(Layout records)
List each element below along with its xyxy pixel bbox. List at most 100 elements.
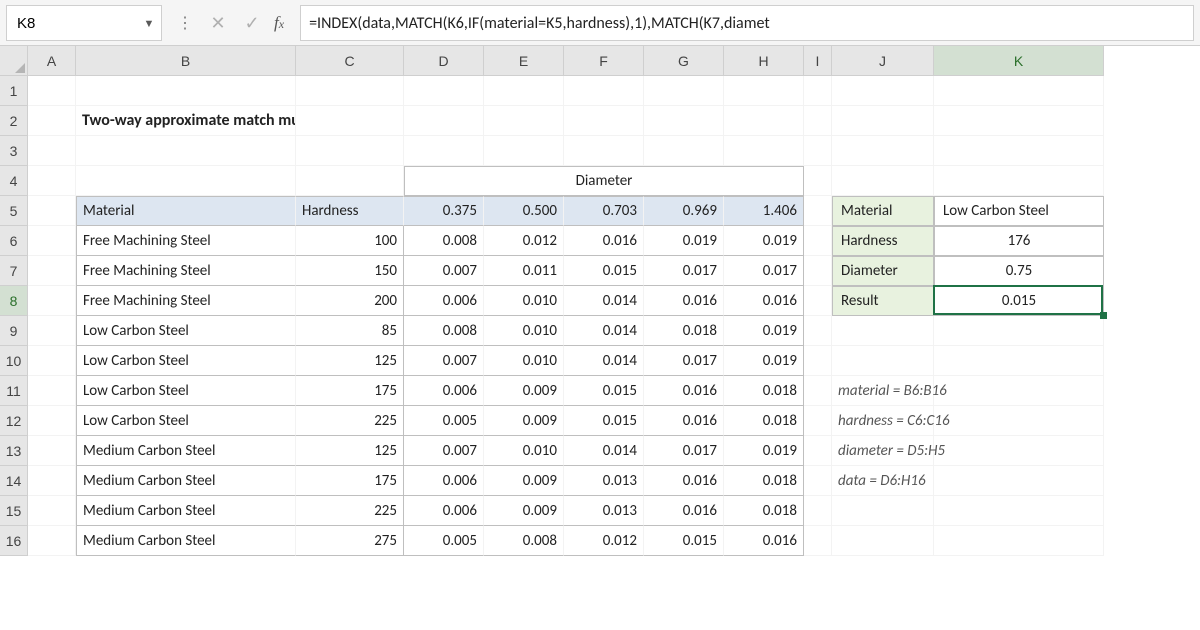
table-cell-data[interactable]: 0.009 xyxy=(484,496,564,526)
row-header-14[interactable]: 14 xyxy=(0,466,28,496)
lookup-value-result[interactable]: 0.015 xyxy=(934,286,1104,316)
cell-K13[interactable] xyxy=(934,436,1104,466)
table-cell-data[interactable]: 0.012 xyxy=(564,526,644,556)
cell-A11[interactable] xyxy=(28,376,76,406)
row-header-3[interactable]: 3 xyxy=(0,136,28,166)
lookup-value-diameter[interactable]: 0.75 xyxy=(934,256,1104,286)
cell-I13[interactable] xyxy=(804,436,832,466)
cell-I15[interactable] xyxy=(804,496,832,526)
table-cell-data[interactable]: 0.010 xyxy=(484,316,564,346)
table-cell-data[interactable]: 0.008 xyxy=(404,316,484,346)
cell-B4[interactable] xyxy=(76,166,296,196)
table-cell-material[interactable]: Free Machining Steel xyxy=(76,286,296,316)
table-cell-data[interactable]: 0.015 xyxy=(564,256,644,286)
table-cell-data[interactable]: 0.016 xyxy=(564,226,644,256)
row-header-9[interactable]: 9 xyxy=(0,316,28,346)
cell-E2[interactable] xyxy=(484,106,564,136)
table-cell-data[interactable]: 0.014 xyxy=(564,316,644,346)
table-cell-data[interactable]: 0.016 xyxy=(644,406,724,436)
cell-A10[interactable] xyxy=(28,346,76,376)
table-cell-data[interactable]: 0.019 xyxy=(724,226,804,256)
cell-G3[interactable] xyxy=(644,136,724,166)
table-cell-hardness[interactable]: 85 xyxy=(296,316,404,346)
table-cell-data[interactable]: 0.009 xyxy=(484,376,564,406)
table-cell-data[interactable]: 0.017 xyxy=(644,346,724,376)
table-cell-data[interactable]: 0.016 xyxy=(724,526,804,556)
table-cell-data[interactable]: 0.014 xyxy=(564,436,644,466)
lookup-value-hardness[interactable]: 176 xyxy=(934,226,1104,256)
table-cell-data[interactable]: 0.011 xyxy=(484,256,564,286)
table-cell-material[interactable]: Low Carbon Steel xyxy=(76,376,296,406)
cell-C1[interactable] xyxy=(296,76,404,106)
table-cell-data[interactable]: 0.018 xyxy=(724,466,804,496)
row-header-15[interactable]: 15 xyxy=(0,496,28,526)
cell-J4[interactable] xyxy=(832,166,934,196)
table-cell-data[interactable]: 0.016 xyxy=(644,496,724,526)
table-cell-data[interactable]: 0.016 xyxy=(644,466,724,496)
table-cell-material[interactable]: Low Carbon Steel xyxy=(76,406,296,436)
table-cell-data[interactable]: 0.008 xyxy=(404,226,484,256)
table-cell-data[interactable]: 0.010 xyxy=(484,346,564,376)
table-cell-data[interactable]: 0.018 xyxy=(724,406,804,436)
table-cell-data[interactable]: 0.015 xyxy=(564,376,644,406)
table-cell-hardness[interactable]: 200 xyxy=(296,286,404,316)
row-header-4[interactable]: 4 xyxy=(0,166,28,196)
table-cell-data[interactable]: 0.005 xyxy=(404,406,484,436)
cell-A4[interactable] xyxy=(28,166,76,196)
table-cell-material[interactable]: Low Carbon Steel xyxy=(76,346,296,376)
table-cell-data[interactable]: 0.015 xyxy=(564,406,644,436)
cell-I1[interactable] xyxy=(804,76,832,106)
col-header-B[interactable]: B xyxy=(76,46,296,76)
col-header-J[interactable]: J xyxy=(832,46,934,76)
cell-K9[interactable] xyxy=(934,316,1104,346)
cell-A1[interactable] xyxy=(28,76,76,106)
cell-I12[interactable] xyxy=(804,406,832,436)
table-cell-material[interactable]: Medium Carbon Steel xyxy=(76,526,296,556)
name-box-dropdown-icon[interactable]: ▼ xyxy=(137,17,161,30)
col-header-E[interactable]: E xyxy=(484,46,564,76)
cell-C2[interactable] xyxy=(296,106,404,136)
cell-B1[interactable] xyxy=(76,76,296,106)
table-cell-data[interactable]: 0.016 xyxy=(644,286,724,316)
cell-C3[interactable] xyxy=(296,136,404,166)
cell-B3[interactable] xyxy=(76,136,296,166)
row-header-12[interactable]: 12 xyxy=(0,406,28,436)
cell-E1[interactable] xyxy=(484,76,564,106)
cell-A3[interactable] xyxy=(28,136,76,166)
table-cell-material[interactable]: Medium Carbon Steel xyxy=(76,436,296,466)
table-cell-hardness[interactable]: 275 xyxy=(296,526,404,556)
col-header-F[interactable]: F xyxy=(564,46,644,76)
cell-A16[interactable] xyxy=(28,526,76,556)
table-cell-data[interactable]: 0.018 xyxy=(724,376,804,406)
table-cell-data[interactable]: 0.006 xyxy=(404,376,484,406)
table-cell-material[interactable]: Low Carbon Steel xyxy=(76,316,296,346)
cell-A8[interactable] xyxy=(28,286,76,316)
table-cell-data[interactable]: 0.016 xyxy=(724,286,804,316)
row-header-2[interactable]: 2 xyxy=(0,106,28,136)
cell-D2[interactable] xyxy=(404,106,484,136)
table-cell-data[interactable]: 0.017 xyxy=(644,436,724,466)
table-cell-data[interactable]: 0.005 xyxy=(404,526,484,556)
table-cell-hardness[interactable]: 175 xyxy=(296,466,404,496)
cell-J15[interactable] xyxy=(832,496,934,526)
cell-E3[interactable] xyxy=(484,136,564,166)
cell-G2[interactable] xyxy=(644,106,724,136)
cell-A5[interactable] xyxy=(28,196,76,226)
table-cell-hardness[interactable]: 125 xyxy=(296,436,404,466)
table-cell-data[interactable]: 0.009 xyxy=(484,406,564,436)
cell-H2[interactable] xyxy=(724,106,804,136)
table-cell-hardness[interactable]: 150 xyxy=(296,256,404,286)
table-cell-data[interactable]: 0.012 xyxy=(484,226,564,256)
col-header-D[interactable]: D xyxy=(404,46,484,76)
table-cell-data[interactable]: 0.014 xyxy=(564,346,644,376)
cell-I4[interactable] xyxy=(804,166,832,196)
cell-K4[interactable] xyxy=(934,166,1104,196)
table-cell-data[interactable]: 0.013 xyxy=(564,466,644,496)
cell-F2[interactable] xyxy=(564,106,644,136)
table-cell-data[interactable]: 0.007 xyxy=(404,346,484,376)
cell-K15[interactable] xyxy=(934,496,1104,526)
cell-C4[interactable] xyxy=(296,166,404,196)
worksheet-grid[interactable]: ABCDEFGHIJK12Two-way approximate match m… xyxy=(0,46,1200,556)
cell-A9[interactable] xyxy=(28,316,76,346)
cell-A15[interactable] xyxy=(28,496,76,526)
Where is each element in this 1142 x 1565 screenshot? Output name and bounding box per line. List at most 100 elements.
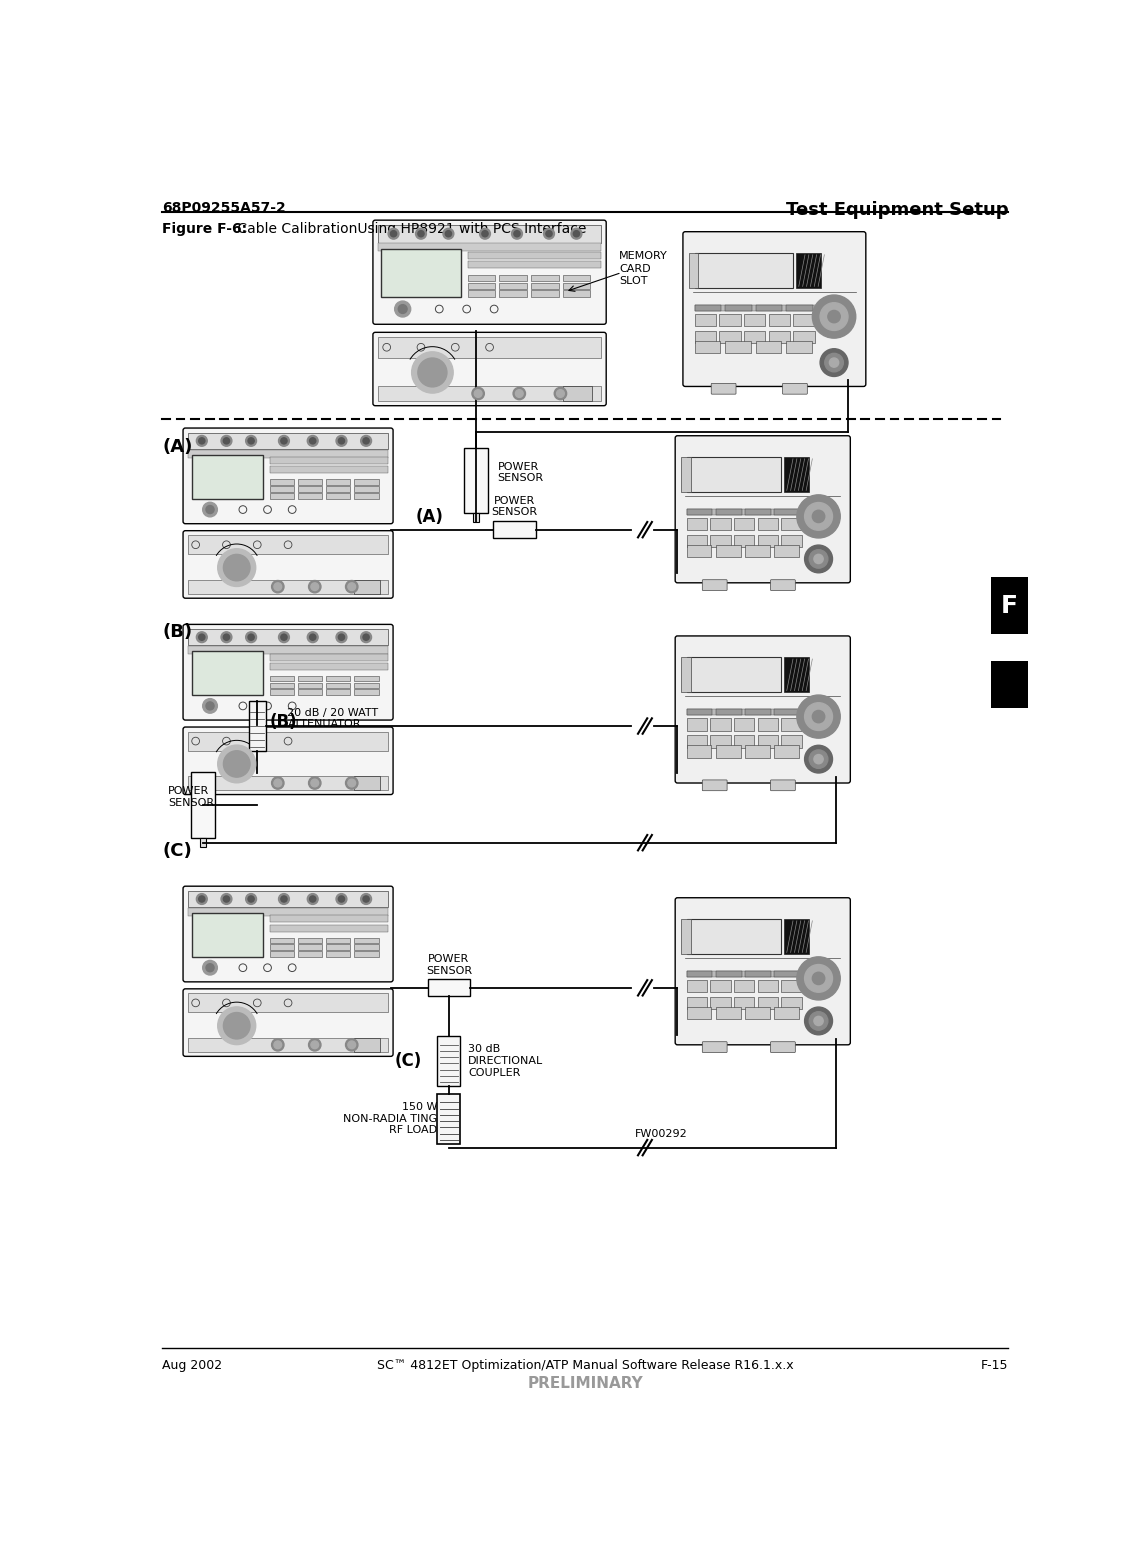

EXERCISE DESCRIPTION. Output as a numbered list everything from the line containing "table-cell-data[interactable]: 0.009 xyxy=(484,496,564,526)" down to the line containing "table-cell-data[interactable]: 0.014 xyxy=(564,436,644,466)", skipping any blank lines.

SOLUTION TO THIS EXERCISE.
1. table-cell-data[interactable]: 0.009 xyxy=(484,496,564,526)
2. row-header-14[interactable]: 14 xyxy=(0,466,28,496)
3. lookup-value-result[interactable]: 0.015 xyxy=(934,286,1104,316)
4. cell-K13[interactable] xyxy=(934,436,1104,466)
5. table-cell-data[interactable]: 0.012 xyxy=(564,526,644,556)
6. cell-A11[interactable] xyxy=(28,376,76,406)
7. row-header-3[interactable]: 3 xyxy=(0,136,28,166)
8. lookup-value-diameter[interactable]: 0.75 xyxy=(934,256,1104,286)
9. cell-I13[interactable] xyxy=(804,436,832,466)
10. cell-I15[interactable] xyxy=(804,496,832,526)
11. table-cell-data[interactable]: 0.010 xyxy=(484,316,564,346)
12. table-cell-data[interactable]: 0.008 xyxy=(404,316,484,346)
13. cell-B4[interactable] xyxy=(76,166,296,196)
14. table-cell-material[interactable]: Free Machining Steel xyxy=(76,286,296,316)
15. table-cell-data[interactable]: 0.015 xyxy=(564,256,644,286)
16. table-cell-data[interactable]: 0.016 xyxy=(564,226,644,256)
17. row-header-9[interactable]: 9 xyxy=(0,316,28,346)
18. cell-E2[interactable] xyxy=(484,106,564,136)
19. table-cell-data[interactable]: 0.014 xyxy=(564,316,644,346)
20. table-cell-data[interactable]: 0.016 xyxy=(644,406,724,436)
21. cell-A10[interactable] xyxy=(28,346,76,376)
22. table-cell-data[interactable]: 0.019 xyxy=(724,226,804,256)
23. cell-G3[interactable] xyxy=(644,136,724,166)
24. table-cell-hardness[interactable]: 85 xyxy=(296,316,404,346)
25. table-cell-data[interactable]: 0.009 xyxy=(484,376,564,406)
26. table-cell-data[interactable]: 0.017 xyxy=(644,346,724,376)
27. table-cell-data[interactable]: 0.016 xyxy=(724,526,804,556)
28. table-cell-data[interactable]: 0.014 xyxy=(564,436,644,466)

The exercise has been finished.